Enfin mon témoignage pour terminer. Né en 1966, je fis partie de la génération cobaye quand la réforme Haby (libérale) fut imposée au collège. Nous étions censés faire tous les anciens programmes de Lycée, mais les enseignants étaient bien contents quand nous arrivions à en faire la moitié. L’hétérogénité des classes était tellement absurde : dans mon cas j’étais toujours de loin premier dans toutes les matières (sauf en musique et sport) et je m’ennuyais profondément pendant les cours. Mais d’un autre côté, il y avait des élèves qui n’arrivaient même pas à comprendre les rudiments, même si les prof. perdaient leur temps à répéter trois fois la même chose. Dans ma classe il s’agissait des premiers enfants immigrés (il y en avait encore peu en région parisienne), mais ils avaient tous été mis dans ma classe, qui contenait par ailleurs les élèves avec allemand première langue : il y avait une volonté politique, marxiste au niveau local, d’empêcher que notre classe d’allemand première langue puisse atteindre un meilleur niveau, plus élitiste, quitte à encore plus défavoriser les immigrés... L’enseignant d’allemand (qui faisait parfois des fautes grossières en allemand... et qui consacraient des cours entiers à défendre l’intervention soviétique en Afghanistan ou les évenements répressifs en Pologne) était souvent furieux après moi, parce que je savais tout des leçons... Il était d’un autre côté également furieux après les mauvais élèves, il ne pouvait pas accepter la réalité des différences de dons individuels, et cela illustre bien un facteurs de nos problème lié à l’aveuglement quant au dogme égalistariste.

------------------------------------------------------------

• **Consigne A**:
Répondez à ces questions sur le témoignage sur le collège :
(i) Quelle année de naissance y est indiquée ?
(ii) Quelle réforme fut imposée au collège ?
(iii) Dans quelles matières le témoin n'était-il pas premier ?
• **Consigne B**:
Reprenez le témoignage sur le collège là où il s'arrête, dans la même voix.

• **Données fournies**:
------------------------------------------------------------

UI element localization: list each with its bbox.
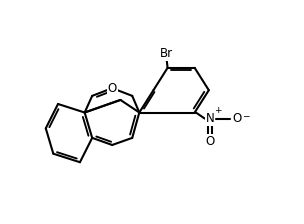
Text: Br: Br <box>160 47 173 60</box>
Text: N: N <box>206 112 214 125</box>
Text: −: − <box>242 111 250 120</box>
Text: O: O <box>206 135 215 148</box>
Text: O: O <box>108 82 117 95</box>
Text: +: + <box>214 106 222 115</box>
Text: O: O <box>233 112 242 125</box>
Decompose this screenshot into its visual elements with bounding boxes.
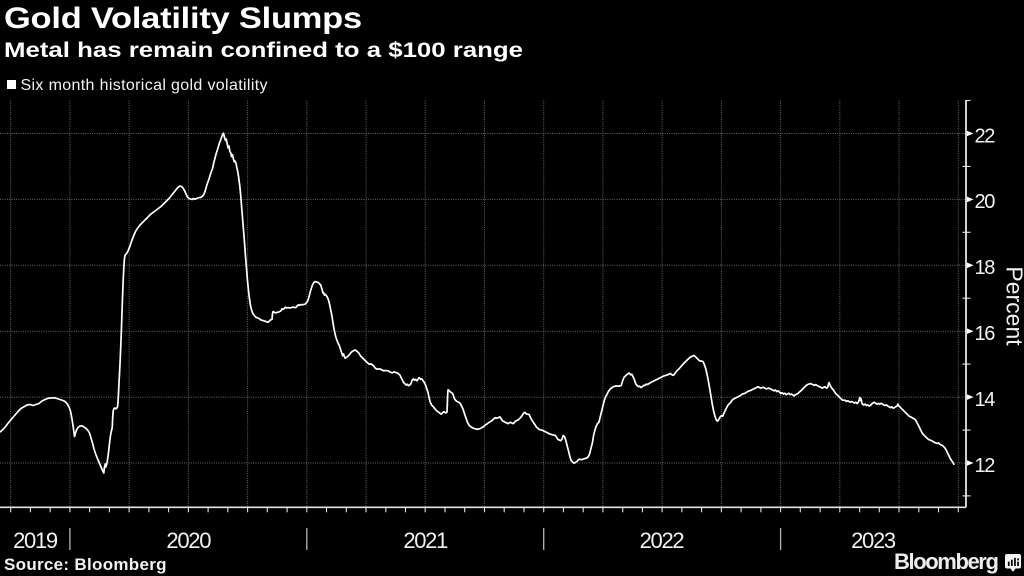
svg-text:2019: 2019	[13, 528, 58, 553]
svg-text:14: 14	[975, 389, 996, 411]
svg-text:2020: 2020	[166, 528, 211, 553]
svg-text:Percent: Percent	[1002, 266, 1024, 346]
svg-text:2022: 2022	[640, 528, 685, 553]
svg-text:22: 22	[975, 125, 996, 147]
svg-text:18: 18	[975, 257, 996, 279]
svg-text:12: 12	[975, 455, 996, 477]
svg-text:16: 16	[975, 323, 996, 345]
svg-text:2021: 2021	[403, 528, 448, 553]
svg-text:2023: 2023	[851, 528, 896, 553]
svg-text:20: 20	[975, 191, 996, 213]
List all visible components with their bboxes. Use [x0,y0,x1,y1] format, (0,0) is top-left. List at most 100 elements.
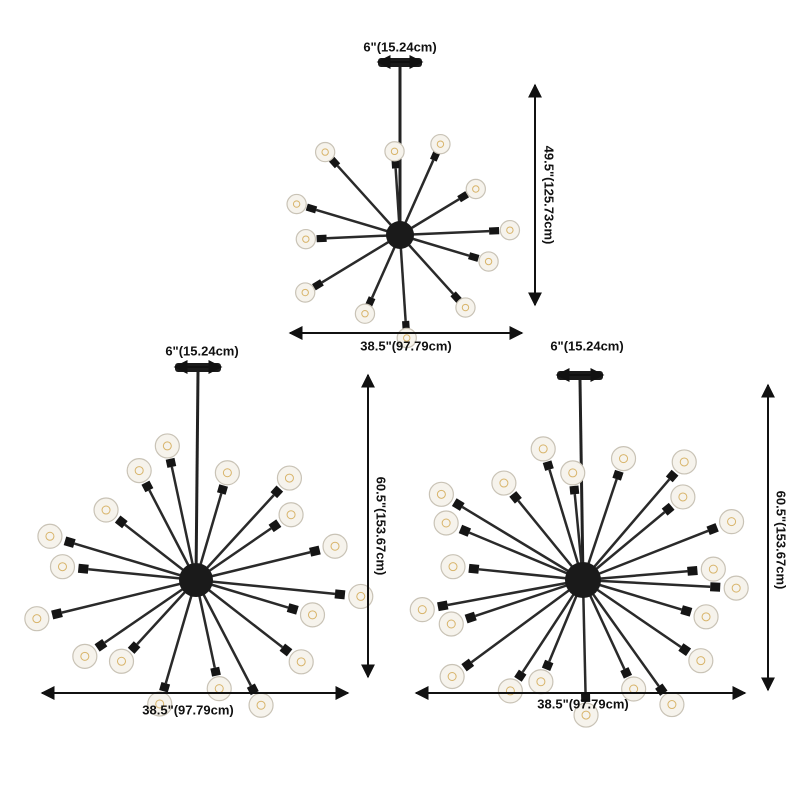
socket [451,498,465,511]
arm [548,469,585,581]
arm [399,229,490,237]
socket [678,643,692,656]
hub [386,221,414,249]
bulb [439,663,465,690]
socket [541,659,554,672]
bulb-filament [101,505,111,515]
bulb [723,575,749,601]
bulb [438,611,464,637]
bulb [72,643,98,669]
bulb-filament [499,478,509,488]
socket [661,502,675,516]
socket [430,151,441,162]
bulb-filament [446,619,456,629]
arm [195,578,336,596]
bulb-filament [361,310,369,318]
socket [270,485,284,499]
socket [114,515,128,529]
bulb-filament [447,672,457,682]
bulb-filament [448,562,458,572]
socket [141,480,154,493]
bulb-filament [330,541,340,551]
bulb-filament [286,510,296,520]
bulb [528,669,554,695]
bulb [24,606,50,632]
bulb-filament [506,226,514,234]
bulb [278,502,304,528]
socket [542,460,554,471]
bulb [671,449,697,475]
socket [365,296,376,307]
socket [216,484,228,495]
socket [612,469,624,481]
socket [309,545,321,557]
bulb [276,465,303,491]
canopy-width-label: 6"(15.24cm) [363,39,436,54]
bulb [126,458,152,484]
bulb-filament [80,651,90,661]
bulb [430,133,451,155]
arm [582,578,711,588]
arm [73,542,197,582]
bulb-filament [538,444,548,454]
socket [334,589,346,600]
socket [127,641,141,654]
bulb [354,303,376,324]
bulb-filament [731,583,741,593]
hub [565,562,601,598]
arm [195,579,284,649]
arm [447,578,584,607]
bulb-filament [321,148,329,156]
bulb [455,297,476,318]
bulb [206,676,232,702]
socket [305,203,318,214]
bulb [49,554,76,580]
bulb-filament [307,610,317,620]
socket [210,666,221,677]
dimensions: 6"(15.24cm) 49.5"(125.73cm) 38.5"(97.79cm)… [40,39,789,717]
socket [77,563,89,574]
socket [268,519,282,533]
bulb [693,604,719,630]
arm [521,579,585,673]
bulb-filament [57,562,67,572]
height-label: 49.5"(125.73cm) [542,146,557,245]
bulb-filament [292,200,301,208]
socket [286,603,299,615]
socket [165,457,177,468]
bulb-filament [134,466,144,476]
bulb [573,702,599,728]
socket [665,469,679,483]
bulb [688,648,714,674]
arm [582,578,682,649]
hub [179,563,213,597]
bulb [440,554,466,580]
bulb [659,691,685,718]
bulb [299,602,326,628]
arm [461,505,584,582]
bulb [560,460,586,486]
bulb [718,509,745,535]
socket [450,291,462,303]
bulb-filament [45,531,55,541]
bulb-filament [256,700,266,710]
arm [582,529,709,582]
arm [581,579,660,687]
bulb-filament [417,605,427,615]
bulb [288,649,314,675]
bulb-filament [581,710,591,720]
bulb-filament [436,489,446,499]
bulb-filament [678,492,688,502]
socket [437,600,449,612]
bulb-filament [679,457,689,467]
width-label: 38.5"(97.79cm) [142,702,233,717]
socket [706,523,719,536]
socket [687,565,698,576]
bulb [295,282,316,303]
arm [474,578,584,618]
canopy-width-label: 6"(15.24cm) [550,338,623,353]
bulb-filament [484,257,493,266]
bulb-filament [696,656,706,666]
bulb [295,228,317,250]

------------------------------------------------------------

• **Réponse rédigée A**:
(i) 1966
(ii) La réforme Haby
(iii) En musique et en sport

• **Réponse rédigée B**:
Le prof. de latin, vieux-jeu, nous inculca bien la grammaire avec les livres très pédagogiques (pas de textes authentiques d’auteur totalement hors de portée grammaticalement des débutants, et donc pas de méthode anti-pédagogique pour les débutants, telles qu’imposées par le dernier dogme de l’éducation nationale, même si ces nouvelles méthodes sont une amélioration au lycée pour ceux qui ont déjà appris la langue) de la série Baudiffier. Gason, Morisset (Magnard)  : à la fin de la troisième une bonne partie des élèves maîtrisait la bien difficile grammaire latine et nous pouvions faire des thèmes difficiles. Si je ne me trompe pas, ce n’était que le niveau que les élèves auraient eu autrefois après les 2 ans de latin (le latin était même une matière obligatoire) de sixième et cinquième. Mais culturellement nous n’avons pas reçu une bonne formation (hormis la Guerre des Gaules... rasoir...)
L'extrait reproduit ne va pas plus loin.